▸ DATASET
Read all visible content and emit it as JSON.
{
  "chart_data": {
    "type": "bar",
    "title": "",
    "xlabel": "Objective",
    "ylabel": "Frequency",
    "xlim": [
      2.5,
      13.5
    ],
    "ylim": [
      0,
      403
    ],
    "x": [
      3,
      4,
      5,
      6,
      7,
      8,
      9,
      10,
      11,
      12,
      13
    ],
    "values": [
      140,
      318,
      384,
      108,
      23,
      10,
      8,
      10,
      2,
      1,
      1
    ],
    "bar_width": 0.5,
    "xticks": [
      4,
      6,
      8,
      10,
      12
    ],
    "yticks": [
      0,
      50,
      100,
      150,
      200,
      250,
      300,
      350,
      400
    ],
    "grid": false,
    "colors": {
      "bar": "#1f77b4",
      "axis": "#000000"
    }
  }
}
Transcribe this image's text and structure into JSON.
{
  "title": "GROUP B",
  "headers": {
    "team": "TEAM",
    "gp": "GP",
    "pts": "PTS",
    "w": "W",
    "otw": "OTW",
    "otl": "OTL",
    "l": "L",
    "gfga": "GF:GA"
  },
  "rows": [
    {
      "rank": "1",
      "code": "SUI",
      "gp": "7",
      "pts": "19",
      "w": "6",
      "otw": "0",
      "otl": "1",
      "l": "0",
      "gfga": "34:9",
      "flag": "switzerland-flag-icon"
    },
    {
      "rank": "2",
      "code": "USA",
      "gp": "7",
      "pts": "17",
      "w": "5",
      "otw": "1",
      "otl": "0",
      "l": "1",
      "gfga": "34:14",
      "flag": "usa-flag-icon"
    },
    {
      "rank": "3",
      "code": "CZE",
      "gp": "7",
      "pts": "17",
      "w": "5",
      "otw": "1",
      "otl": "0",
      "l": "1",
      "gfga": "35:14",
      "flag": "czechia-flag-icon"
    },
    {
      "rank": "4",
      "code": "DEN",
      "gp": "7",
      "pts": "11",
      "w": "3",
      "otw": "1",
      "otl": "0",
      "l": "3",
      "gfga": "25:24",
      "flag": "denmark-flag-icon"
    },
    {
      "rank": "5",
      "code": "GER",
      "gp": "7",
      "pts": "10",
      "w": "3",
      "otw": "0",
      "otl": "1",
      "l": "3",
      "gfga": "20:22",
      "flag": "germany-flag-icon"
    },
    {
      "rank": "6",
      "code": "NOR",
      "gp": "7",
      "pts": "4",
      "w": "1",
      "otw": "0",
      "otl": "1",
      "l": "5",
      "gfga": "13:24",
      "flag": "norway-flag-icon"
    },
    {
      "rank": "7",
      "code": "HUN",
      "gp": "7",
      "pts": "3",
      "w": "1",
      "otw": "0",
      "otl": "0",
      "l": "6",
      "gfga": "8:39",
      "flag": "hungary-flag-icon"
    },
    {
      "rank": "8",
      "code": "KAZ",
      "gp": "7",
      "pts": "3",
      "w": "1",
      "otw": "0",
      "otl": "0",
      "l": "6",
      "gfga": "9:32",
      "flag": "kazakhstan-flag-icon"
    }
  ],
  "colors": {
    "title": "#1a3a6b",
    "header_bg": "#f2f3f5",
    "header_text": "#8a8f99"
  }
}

▸ TASK INSTRUCTIONS
List the lines of the records where "flag" occurs.

▸ ANSWER
      "flag": "switzerland-flag-icon"
      "flag": "usa-flag-icon"
      "flag": "czechia-flag-icon"
      "flag": "denmark-flag-icon"
      "flag": "germany-flag-icon"
      "flag": "norway-flag-icon"
      "flag": "hungary-flag-icon"
      "flag": "kazakhstan-flag-icon"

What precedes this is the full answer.